# [Goal]
Write out the full listing again, exactly as it stands.
---------- The input ----------
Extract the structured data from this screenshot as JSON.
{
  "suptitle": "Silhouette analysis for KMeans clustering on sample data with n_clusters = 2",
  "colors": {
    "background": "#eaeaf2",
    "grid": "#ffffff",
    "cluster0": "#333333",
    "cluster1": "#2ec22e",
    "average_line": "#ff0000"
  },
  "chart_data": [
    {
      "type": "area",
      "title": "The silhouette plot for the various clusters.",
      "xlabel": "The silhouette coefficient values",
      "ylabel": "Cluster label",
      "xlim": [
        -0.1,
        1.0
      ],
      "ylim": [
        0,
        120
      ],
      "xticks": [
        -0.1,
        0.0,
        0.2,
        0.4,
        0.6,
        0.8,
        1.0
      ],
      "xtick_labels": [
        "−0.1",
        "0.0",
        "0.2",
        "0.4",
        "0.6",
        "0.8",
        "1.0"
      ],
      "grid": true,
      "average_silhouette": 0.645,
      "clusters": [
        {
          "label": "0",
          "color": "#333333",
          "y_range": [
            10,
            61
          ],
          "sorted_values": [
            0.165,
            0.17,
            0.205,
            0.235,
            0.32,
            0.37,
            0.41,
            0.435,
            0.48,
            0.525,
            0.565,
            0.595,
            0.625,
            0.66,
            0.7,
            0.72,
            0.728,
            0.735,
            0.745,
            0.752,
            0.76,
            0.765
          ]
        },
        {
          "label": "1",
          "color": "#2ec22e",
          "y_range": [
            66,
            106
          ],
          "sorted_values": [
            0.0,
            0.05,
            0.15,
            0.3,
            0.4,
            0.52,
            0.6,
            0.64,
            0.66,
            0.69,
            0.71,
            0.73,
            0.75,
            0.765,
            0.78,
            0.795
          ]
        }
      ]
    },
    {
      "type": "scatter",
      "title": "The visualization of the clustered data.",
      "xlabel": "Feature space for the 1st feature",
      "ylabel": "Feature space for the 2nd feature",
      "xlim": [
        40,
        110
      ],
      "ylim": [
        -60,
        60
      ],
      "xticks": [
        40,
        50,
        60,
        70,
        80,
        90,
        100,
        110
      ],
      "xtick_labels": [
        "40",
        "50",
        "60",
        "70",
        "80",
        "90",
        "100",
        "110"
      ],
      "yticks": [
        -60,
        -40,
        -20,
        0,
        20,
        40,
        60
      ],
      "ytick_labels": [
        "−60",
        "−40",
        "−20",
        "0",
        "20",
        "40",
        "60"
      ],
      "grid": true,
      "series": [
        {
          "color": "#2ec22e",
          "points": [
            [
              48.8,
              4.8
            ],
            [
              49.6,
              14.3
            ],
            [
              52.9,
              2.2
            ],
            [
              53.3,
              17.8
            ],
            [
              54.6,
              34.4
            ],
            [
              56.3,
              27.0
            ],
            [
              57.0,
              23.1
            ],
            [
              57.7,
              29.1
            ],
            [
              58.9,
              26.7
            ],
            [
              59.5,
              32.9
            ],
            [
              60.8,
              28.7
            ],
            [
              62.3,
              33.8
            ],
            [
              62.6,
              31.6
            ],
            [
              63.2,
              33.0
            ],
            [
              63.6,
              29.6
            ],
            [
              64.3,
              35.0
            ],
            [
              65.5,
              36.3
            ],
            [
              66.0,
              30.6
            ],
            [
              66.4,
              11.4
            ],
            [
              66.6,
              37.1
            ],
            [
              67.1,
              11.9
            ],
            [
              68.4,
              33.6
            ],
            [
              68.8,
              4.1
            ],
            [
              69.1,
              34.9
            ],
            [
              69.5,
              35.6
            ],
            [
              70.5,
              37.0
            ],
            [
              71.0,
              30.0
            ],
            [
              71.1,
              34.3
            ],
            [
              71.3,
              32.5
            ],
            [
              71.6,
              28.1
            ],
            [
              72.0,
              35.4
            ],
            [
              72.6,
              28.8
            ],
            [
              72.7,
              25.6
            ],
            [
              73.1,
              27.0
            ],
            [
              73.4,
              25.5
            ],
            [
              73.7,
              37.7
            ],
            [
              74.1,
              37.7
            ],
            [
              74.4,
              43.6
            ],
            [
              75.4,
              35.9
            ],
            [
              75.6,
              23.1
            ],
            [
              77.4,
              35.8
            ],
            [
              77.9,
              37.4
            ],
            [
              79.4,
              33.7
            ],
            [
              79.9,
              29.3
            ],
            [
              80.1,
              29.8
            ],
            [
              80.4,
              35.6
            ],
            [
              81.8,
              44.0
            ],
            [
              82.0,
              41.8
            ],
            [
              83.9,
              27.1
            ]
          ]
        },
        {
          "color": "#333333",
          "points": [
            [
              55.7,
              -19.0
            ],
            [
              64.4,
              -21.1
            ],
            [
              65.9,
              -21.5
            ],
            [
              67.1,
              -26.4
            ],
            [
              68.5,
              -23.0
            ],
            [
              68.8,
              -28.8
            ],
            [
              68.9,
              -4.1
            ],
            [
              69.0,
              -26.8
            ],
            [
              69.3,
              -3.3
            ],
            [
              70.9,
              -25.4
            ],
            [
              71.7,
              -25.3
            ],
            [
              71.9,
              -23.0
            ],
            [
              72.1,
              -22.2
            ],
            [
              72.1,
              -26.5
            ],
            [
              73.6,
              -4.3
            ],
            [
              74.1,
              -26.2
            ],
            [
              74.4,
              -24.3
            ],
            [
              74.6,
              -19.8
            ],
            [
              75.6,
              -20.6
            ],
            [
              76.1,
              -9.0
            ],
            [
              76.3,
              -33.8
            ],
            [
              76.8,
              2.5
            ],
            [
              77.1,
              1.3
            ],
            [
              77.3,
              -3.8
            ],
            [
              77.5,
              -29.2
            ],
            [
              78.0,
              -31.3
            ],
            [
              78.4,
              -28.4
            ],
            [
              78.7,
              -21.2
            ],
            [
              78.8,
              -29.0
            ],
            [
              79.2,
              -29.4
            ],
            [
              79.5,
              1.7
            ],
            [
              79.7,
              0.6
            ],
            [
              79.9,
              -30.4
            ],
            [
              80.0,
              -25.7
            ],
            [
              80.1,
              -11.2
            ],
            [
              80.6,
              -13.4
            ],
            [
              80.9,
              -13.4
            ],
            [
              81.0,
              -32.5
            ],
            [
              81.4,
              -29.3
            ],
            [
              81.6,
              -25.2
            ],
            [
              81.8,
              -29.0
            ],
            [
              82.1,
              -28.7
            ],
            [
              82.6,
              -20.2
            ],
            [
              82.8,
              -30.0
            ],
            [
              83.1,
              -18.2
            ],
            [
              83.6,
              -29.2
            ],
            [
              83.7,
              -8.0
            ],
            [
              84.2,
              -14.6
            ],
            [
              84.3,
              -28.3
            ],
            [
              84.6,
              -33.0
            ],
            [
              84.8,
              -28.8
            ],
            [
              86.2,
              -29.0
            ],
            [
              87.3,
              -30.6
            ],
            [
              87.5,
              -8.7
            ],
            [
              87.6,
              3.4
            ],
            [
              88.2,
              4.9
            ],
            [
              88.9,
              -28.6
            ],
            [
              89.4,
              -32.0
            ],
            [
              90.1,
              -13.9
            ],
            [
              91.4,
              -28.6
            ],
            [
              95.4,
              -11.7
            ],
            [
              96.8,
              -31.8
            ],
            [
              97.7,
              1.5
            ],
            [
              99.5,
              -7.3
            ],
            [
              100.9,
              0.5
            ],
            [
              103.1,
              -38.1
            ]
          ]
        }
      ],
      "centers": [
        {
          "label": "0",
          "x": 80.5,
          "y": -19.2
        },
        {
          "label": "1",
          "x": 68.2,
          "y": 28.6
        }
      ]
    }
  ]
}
----------
# [Exercise solution]
Extract the structured data from this screenshot as JSON.
{
  "suptitle": "Silhouette analysis for KMeans clustering on sample data with n_clusters = 2",
  "colors": {
    "background": "#eaeaf2",
    "grid": "#ffffff",
    "cluster0": "#333333",
    "cluster1": "#2ec22e",
    "average_line": "#ff0000"
  },
  "chart_data": [
    {
      "type": "area",
      "title": "The silhouette plot for the various clusters.",
      "xlabel": "The silhouette coefficient values",
      "ylabel": "Cluster label",
      "xlim": [
        -0.1,
        1.0
      ],
      "ylim": [
        0,
        120
      ],
      "xticks": [
        -0.1,
        0.0,
        0.2,
        0.4,
        0.6,
        0.8,
        1.0
      ],
      "xtick_labels": [
        "−0.1",
        "0.0",
        "0.2",
        "0.4",
        "0.6",
        "0.8",
        "1.0"
      ],
      "grid": true,
      "average_silhouette": 0.645,
      "clusters": [
        {
          "label": "0",
          "color": "#333333",
          "y_range": [
            10,
            61
          ],
          "sorted_values": [
            0.165,
            0.17,
            0.205,
            0.235,
            0.32,
            0.37,
            0.41,
            0.435,
            0.48,
            0.525,
            0.565,
            0.595,
            0.625,
            0.66,
            0.7,
            0.72,
            0.728,
            0.735,
            0.745,
            0.752,
            0.76,
            0.765
          ]
        },
        {
          "label": "1",
          "color": "#2ec22e",
          "y_range": [
            66,
            106
          ],
          "sorted_values": [
            0.0,
            0.05,
            0.15,
            0.3,
            0.4,
            0.52,
            0.6,
            0.64,
            0.66,
            0.69,
            0.71,
            0.73,
            0.75,
            0.765,
            0.78,
            0.795
          ]
        }
      ]
    },
    {
      "type": "scatter",
      "title": "The visualization of the clustered data.",
      "xlabel": "Feature space for the 1st feature",
      "ylabel": "Feature space for the 2nd feature",
      "xlim": [
        40,
        110
      ],
      "ylim": [
        -60,
        60
      ],
      "xticks": [
        40,
        50,
        60,
        70,
        80,
        90,
        100,
        110
      ],
      "xtick_labels": [
        "40",
        "50",
        "60",
        "70",
        "80",
        "90",
        "100",
        "110"
      ],
      "yticks": [
        -60,
        -40,
        -20,
        0,
        20,
        40,
        60
      ],
      "ytick_labels": [
        "−60",
        "−40",
        "−20",
        "0",
        "20",
        "40",
        "60"
      ],
      "grid": true,
      "series": [
        {
          "color": "#2ec22e",
          "points": [
            [
              48.8,
              4.8
            ],
            [
              49.6,
              14.3
            ],
            [
              52.9,
              2.2
            ],
            [
              53.3,
              17.8
            ],
            [
              54.6,
              34.4
            ],
            [
              56.3,
              27.0
            ],
            [
              57.0,
              23.1
            ],
            [
              57.7,
              29.1
            ],
            [
              58.9,
              26.7
            ],
            [
              59.5,
              32.9
            ],
            [
              60.8,
              28.7
            ],
            [
              62.3,
              33.8
            ],
            [
              62.6,
              31.6
            ],
            [
              63.2,
              33.0
            ],
            [
              63.6,
              29.6
            ],
            [
              64.3,
              35.0
            ],
            [
              65.5,
              36.3
            ],
            [
              66.0,
              30.6
            ],
            [
              66.4,
              11.4
            ],
            [
              66.6,
              37.1
            ],
            [
              67.1,
              11.9
            ],
            [
              68.4,
              33.6
            ],
            [
              68.8,
              4.1
            ],
            [
              69.1,
              34.9
            ],
            [
              69.5,
              35.6
            ],
            [
              70.5,
              37.0
            ],
            [
              71.0,
              30.0
            ],
            [
              71.1,
              34.3
            ],
            [
              71.3,
              32.5
            ],
            [
              71.6,
              28.1
            ],
            [
              72.0,
              35.4
            ],
            [
              72.6,
              28.8
            ],
            [
              72.7,
              25.6
            ],
            [
              73.1,
              27.0
            ],
            [
              73.4,
              25.5
            ],
            [
              73.7,
              37.7
            ],
            [
              74.1,
              37.7
            ],
            [
              74.4,
              43.6
            ],
            [
              75.4,
              35.9
            ],
            [
              75.6,
              23.1
            ],
            [
              77.4,
              35.8
            ],
            [
              77.9,
              37.4
            ],
            [
              79.4,
              33.7
            ],
            [
              79.9,
              29.3
            ],
            [
              80.1,
              29.8
            ],
            [
              80.4,
              35.6
            ],
            [
              81.8,
              44.0
            ],
            [
              82.0,
              41.8
            ],
            [
              83.9,
              27.1
            ]
          ]
        },
        {
          "color": "#333333",
          "points": [
            [
              55.7,
              -19.0
            ],
            [
              64.4,
              -21.1
            ],
            [
              65.9,
              -21.5
            ],
            [
              67.1,
              -26.4
            ],
            [
              68.5,
              -23.0
            ],
            [
              68.8,
              -28.8
            ],
            [
              68.9,
              -4.1
            ],
            [
              69.0,
              -26.8
            ],
            [
              69.3,
              -3.3
            ],
            [
              70.9,
              -25.4
            ],
            [
              71.7,
              -25.3
            ],
            [
              71.9,
              -23.0
            ],
            [
              72.1,
              -22.2
            ],
            [
              72.1,
              -26.5
            ],
            [
              73.6,
              -4.3
            ],
            [
              74.1,
              -26.2
            ],
            [
              74.4,
              -24.3
            ],
            [
              74.6,
              -19.8
            ],
            [
              75.6,
              -20.6
            ],
            [
              76.1,
              -9.0
            ],
            [
              76.3,
              -33.8
            ],
            [
              76.8,
              2.5
            ],
            [
              77.1,
              1.3
            ],
            [
              77.3,
              -3.8
            ],
            [
              77.5,
              -29.2
            ],
            [
              78.0,
              -31.3
            ],
            [
              78.4,
              -28.4
            ],
            [
              78.7,
              -21.2
            ],
            [
              78.8,
              -29.0
            ],
            [
              79.2,
              -29.4
            ],
            [
              79.5,
              1.7
            ],
            [
              79.7,
              0.6
            ],
            [
              79.9,
              -30.4
            ],
            [
              80.0,
              -25.7
            ],
            [
              80.1,
              -11.2
            ],
            [
              80.6,
              -13.4
            ],
            [
              80.9,
              -13.4
            ],
            [
              81.0,
              -32.5
            ],
            [
              81.4,
              -29.3
            ],
            [
              81.6,
              -25.2
            ],
            [
              81.8,
              -29.0
            ],
            [
              82.1,
              -28.7
            ],
            [
              82.6,
              -20.2
            ],
            [
              82.8,
              -30.0
            ],
            [
              83.1,
              -18.2
            ],
            [
              83.6,
              -29.2
            ],
            [
              83.7,
              -8.0
            ],
            [
              84.2,
              -14.6
            ],
            [
              84.3,
              -28.3
            ],
            [
              84.6,
              -33.0
            ],
            [
              84.8,
              -28.8
            ],
            [
              86.2,
              -29.0
            ],
            [
              87.3,
              -30.6
            ],
            [
              87.5,
              -8.7
            ],
            [
              87.6,
              3.4
            ],
            [
              88.2,
              4.9
            ],
            [
              88.9,
              -28.6
            ],
            [
              89.4,
              -32.0
            ],
            [
              90.1,
              -13.9
            ],
            [
              91.4,
              -28.6
            ],
            [
              95.4,
              -11.7
            ],
            [
              96.8,
              -31.8
            ],
            [
              97.7,
              1.5
            ],
            [
              99.5,
              -7.3
            ],
            [
              100.9,
              0.5
            ],
            [
              103.1,
              -38.1
            ]
          ]
        }
      ],
      "centers": [
        {
          "label": "0",
          "x": 80.5,
          "y": -19.2
        },
        {
          "label": "1",
          "x": 68.2,
          "y": 28.6
        }
      ]
    }
  ]
}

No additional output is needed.